What the task requires: Locate every line in the material below that has the word "настоящего". Copy each of those lines.

-- Supplied records start --

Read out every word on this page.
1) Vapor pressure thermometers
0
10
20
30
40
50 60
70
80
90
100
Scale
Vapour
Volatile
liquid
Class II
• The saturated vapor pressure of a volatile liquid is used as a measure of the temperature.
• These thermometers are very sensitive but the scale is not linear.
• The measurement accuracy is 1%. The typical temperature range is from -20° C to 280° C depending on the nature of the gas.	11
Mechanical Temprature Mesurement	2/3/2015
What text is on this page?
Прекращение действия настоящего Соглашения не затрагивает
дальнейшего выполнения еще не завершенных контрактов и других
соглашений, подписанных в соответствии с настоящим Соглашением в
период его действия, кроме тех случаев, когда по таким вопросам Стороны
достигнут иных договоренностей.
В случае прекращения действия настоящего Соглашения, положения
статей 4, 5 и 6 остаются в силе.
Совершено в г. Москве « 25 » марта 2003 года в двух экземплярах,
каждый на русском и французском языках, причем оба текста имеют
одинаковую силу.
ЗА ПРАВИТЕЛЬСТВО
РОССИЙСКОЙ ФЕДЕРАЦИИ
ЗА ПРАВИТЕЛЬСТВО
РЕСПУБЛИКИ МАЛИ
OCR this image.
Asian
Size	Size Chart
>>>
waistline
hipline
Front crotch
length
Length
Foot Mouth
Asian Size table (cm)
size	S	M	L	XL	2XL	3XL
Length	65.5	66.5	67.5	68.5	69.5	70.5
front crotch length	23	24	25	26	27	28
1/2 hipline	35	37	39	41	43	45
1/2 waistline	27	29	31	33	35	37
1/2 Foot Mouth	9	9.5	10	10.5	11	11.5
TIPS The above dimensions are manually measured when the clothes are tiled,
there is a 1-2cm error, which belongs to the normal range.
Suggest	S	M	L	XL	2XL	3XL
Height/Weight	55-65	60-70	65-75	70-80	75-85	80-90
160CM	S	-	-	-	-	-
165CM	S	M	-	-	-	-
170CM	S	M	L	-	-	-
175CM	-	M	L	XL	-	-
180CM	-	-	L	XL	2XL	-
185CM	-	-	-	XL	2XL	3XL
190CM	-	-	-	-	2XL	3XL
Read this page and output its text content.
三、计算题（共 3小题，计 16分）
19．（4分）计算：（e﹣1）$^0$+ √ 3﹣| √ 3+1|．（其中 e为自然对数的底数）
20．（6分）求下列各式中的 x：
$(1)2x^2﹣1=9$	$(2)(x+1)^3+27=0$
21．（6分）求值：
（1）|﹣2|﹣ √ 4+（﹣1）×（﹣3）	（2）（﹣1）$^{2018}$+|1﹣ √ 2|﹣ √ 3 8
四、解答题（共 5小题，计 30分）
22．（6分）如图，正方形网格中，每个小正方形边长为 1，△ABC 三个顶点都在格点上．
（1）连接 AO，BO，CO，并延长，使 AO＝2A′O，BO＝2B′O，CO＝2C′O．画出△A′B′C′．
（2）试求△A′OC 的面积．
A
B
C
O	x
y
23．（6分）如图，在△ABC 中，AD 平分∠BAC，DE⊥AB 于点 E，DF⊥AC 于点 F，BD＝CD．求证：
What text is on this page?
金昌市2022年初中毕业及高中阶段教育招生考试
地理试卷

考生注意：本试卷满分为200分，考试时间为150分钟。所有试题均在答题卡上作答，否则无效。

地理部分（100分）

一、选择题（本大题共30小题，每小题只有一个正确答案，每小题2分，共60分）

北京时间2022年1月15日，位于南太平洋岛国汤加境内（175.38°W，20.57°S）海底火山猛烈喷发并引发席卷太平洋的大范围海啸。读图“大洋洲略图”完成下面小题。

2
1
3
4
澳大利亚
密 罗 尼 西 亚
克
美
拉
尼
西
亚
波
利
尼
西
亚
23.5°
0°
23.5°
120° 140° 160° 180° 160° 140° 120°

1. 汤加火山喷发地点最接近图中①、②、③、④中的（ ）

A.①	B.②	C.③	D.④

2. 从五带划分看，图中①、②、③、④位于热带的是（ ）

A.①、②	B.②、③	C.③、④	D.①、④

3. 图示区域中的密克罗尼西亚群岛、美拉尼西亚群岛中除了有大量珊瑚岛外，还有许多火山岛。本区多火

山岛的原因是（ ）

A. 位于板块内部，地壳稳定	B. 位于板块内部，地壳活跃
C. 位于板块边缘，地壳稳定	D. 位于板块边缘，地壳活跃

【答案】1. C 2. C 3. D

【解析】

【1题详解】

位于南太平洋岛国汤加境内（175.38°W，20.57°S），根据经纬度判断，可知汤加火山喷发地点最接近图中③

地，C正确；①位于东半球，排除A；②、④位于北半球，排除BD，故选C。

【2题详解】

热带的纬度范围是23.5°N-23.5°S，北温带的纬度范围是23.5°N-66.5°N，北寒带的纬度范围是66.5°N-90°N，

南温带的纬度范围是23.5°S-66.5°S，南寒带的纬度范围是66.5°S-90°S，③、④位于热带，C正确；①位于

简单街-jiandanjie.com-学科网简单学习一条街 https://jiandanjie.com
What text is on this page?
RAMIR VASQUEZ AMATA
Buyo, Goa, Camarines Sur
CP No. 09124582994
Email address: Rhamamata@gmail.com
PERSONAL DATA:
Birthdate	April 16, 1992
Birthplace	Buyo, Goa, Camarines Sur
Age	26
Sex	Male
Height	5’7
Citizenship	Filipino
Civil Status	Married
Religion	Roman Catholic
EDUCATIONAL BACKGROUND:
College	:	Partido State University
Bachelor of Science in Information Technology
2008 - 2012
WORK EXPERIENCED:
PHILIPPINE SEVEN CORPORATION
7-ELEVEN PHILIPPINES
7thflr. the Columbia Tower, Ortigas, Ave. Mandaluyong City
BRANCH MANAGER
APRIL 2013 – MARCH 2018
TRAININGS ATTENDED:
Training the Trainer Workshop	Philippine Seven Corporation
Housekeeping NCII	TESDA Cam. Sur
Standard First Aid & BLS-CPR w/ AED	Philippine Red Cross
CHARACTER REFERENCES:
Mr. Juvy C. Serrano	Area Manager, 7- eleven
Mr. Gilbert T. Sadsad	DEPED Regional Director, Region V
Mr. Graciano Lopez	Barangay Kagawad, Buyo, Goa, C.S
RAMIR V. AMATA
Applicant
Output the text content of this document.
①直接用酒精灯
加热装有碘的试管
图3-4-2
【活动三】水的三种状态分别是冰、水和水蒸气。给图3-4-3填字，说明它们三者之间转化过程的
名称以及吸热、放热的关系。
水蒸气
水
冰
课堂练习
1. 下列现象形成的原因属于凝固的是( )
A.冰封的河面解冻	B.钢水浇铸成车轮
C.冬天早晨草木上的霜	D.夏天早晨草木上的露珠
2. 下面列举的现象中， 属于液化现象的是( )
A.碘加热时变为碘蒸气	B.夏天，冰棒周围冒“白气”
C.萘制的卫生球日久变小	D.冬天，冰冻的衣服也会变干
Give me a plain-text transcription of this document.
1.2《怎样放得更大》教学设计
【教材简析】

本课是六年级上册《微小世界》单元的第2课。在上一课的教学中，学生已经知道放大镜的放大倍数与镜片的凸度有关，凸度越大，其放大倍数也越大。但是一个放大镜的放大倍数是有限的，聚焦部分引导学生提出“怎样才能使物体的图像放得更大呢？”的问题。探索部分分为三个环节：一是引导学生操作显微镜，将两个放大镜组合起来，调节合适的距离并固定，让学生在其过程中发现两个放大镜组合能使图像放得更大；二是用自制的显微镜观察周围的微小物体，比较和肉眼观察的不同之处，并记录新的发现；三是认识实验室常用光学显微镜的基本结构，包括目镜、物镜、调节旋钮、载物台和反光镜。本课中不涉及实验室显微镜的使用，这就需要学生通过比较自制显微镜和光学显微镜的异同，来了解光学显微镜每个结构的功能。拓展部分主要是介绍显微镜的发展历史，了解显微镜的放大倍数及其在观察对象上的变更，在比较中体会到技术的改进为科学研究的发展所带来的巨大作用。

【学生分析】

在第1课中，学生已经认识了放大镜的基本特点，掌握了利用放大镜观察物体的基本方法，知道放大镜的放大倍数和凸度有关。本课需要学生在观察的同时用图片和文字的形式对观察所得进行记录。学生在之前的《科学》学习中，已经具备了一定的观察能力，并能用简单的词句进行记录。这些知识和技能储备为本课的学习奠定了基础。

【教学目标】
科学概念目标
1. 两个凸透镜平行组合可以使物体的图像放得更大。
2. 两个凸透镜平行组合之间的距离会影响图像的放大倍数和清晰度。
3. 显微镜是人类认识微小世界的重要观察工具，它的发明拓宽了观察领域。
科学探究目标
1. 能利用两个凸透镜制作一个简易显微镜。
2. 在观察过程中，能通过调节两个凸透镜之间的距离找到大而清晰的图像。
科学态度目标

-- Supplied records end --

Problem solution:
Прекращение действия настоящего Соглашения не затрагивает
В случае прекращения действия настоящего Соглашения, положения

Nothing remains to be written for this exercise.